[BEGIN DATA LISTING]
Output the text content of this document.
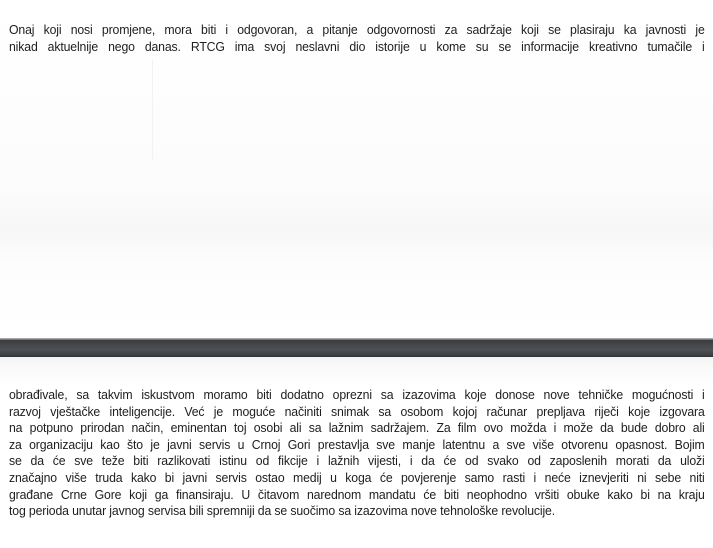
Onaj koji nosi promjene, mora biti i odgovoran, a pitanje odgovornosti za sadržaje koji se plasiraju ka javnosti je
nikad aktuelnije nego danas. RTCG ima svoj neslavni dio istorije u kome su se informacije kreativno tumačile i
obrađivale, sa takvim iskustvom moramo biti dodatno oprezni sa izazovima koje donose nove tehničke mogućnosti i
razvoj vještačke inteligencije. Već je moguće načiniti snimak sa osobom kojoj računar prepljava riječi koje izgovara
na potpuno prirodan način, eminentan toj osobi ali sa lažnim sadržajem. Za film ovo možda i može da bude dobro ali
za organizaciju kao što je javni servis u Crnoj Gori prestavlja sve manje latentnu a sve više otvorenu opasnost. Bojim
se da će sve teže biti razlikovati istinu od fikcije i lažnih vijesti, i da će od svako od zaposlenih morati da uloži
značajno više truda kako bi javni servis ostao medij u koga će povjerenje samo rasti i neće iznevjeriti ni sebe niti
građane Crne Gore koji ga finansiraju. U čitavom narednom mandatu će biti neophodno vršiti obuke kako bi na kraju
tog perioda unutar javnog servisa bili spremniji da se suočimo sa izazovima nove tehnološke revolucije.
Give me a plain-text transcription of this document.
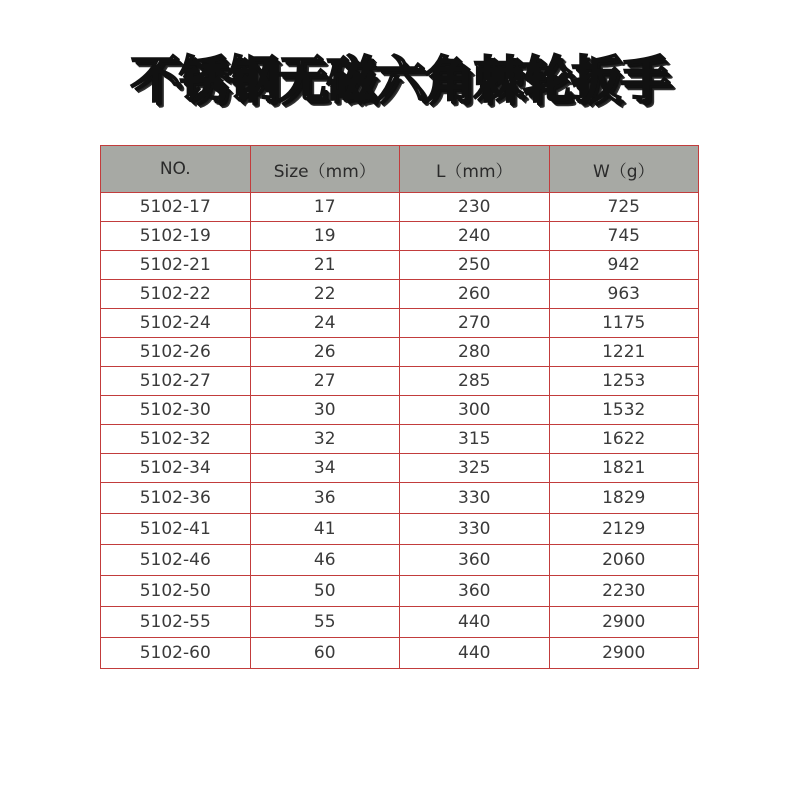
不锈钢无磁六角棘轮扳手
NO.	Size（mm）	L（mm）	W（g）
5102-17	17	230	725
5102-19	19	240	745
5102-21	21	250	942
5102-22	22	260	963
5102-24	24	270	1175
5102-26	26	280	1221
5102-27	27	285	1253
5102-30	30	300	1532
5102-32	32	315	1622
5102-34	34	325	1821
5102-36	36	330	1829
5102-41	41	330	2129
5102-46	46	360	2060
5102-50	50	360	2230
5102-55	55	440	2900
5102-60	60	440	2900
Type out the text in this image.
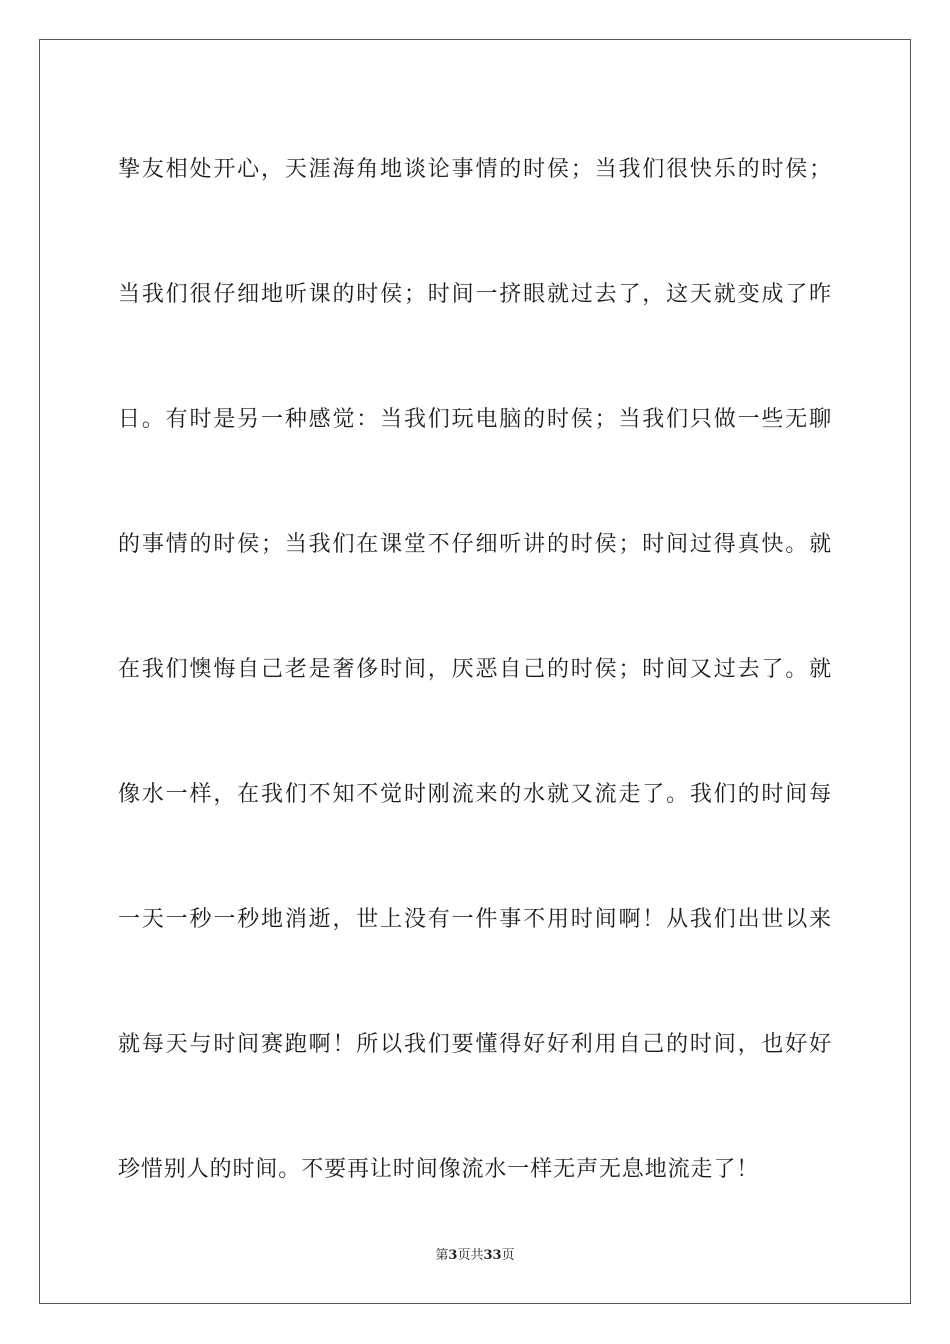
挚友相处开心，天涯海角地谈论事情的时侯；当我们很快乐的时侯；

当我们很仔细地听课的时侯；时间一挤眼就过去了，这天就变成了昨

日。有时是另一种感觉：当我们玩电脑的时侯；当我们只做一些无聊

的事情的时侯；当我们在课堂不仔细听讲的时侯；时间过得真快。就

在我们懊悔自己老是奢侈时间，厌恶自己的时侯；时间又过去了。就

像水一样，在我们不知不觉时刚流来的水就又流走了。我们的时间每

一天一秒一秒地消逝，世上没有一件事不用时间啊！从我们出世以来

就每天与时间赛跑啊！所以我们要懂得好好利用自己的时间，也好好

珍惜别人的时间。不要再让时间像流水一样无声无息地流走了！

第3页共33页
[END DATA LISTING]
GOAL OF THE EXERCISE ▸ Identify every line above that includes the word "koje", and show those lines.

FULL SOLUTION ▸
obrađivale, sa takvim iskustvom moramo biti dodatno oprezni sa izazovima koje donose nove tehničke mogućnosti i
razvoj vještačke inteligencije. Već je moguće načiniti snimak sa osobom kojoj računar prepljava riječi koje izgovara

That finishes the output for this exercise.